11. The Minister would appear to be
trying to have it both ways, that is, only allowing capital
losses when the timber limit (land residue) is sold at less than
original cost but taxing as full business income, a gain over
original cost.
12. The Minister appears to have paid
a considerable amount of attention to the fact that the lot
containing the lodge was subdivided. No evidence was given at
trial with respect to the reason for doing so.
13. The Respondent appears to have
paid too much attention to the expectation that harvesting the
trees was expected to pay the acquisition costs for
Twin Islands while the sale of the underlying land would
reap a profit for the Appellant, since one evaluation placed the
value of the remaining land at about $4,000,000.
14. The Respondent seemed to place
some significance in the name of the company and the fact that
the name did not refer to logging.
15. The Respondent took the position
from the beginning that the subject property was acquired for the
purpose of being sold at a profit and that the property was
therefore inventory from inception rather than depreciable
capital property. There was no evidence to support that.
[176] The Court finds that the evidence given by all of
the witnesses called on behalf of the Appellant was credible and
reliable. Nothing in the evidence of any witness was indicative
of any intention except that the property was purchased for the
business of a logging operation. That was the Appellant's
intention throughout until such time as a fortuitous circumstance
arose which basically allowed an offer to be made which
"they could not refuse".

= Task objective =
Please repeat the excerpt from the tax court ruling word for word, from "15. The Respondent" to "to support that.".

= Data lines =

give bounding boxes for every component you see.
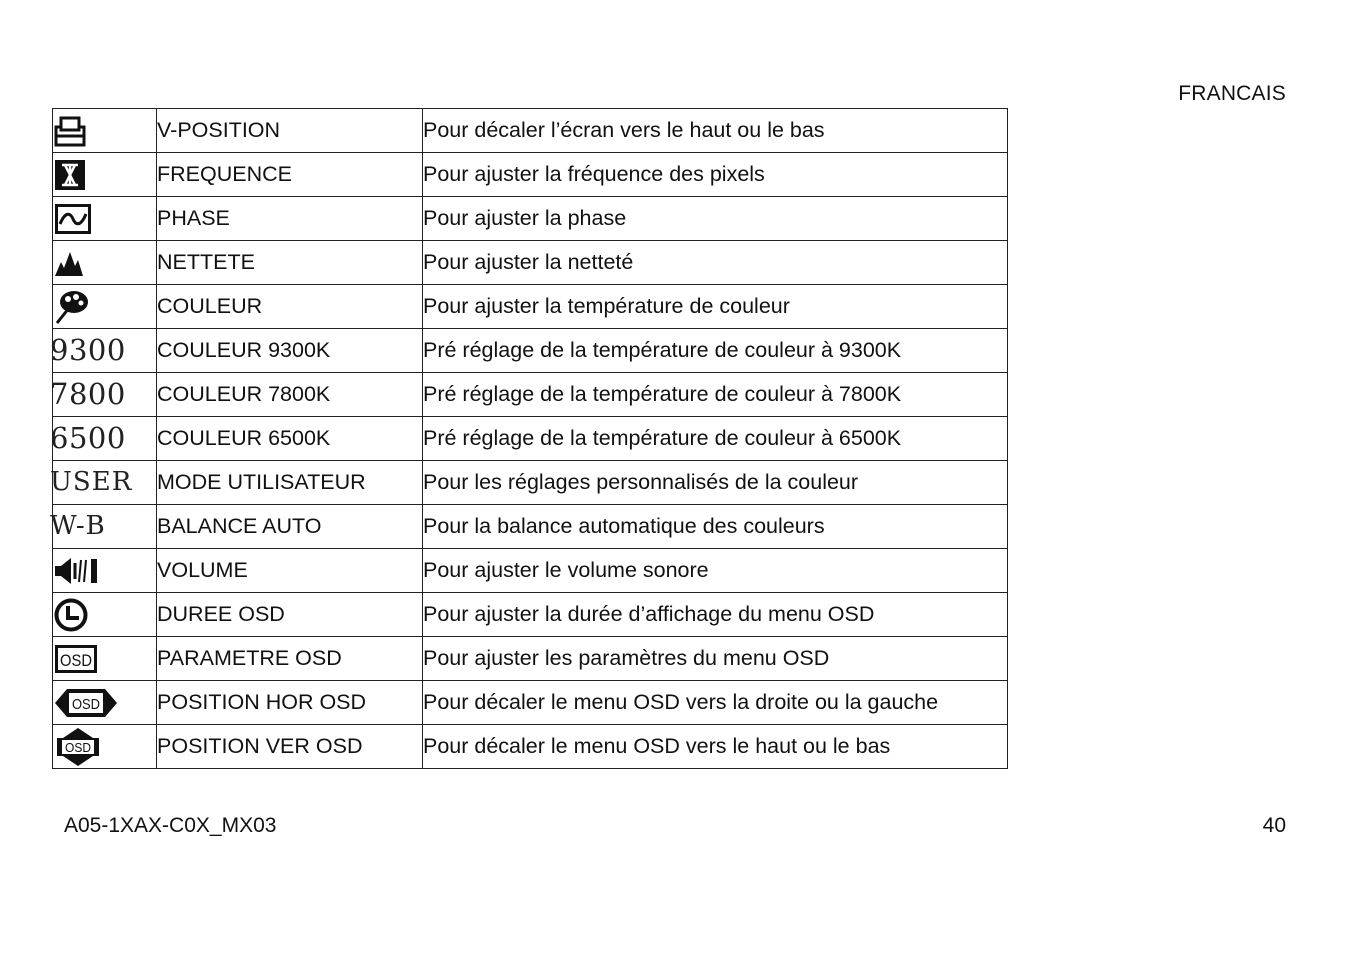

= The solution =
15. The Respondent took the position
from the beginning that the subject property was acquired for the
purpose of being sold at a profit and that the property was
therefore inventory from inception rather than depreciable
capital property. There was no evidence to support that.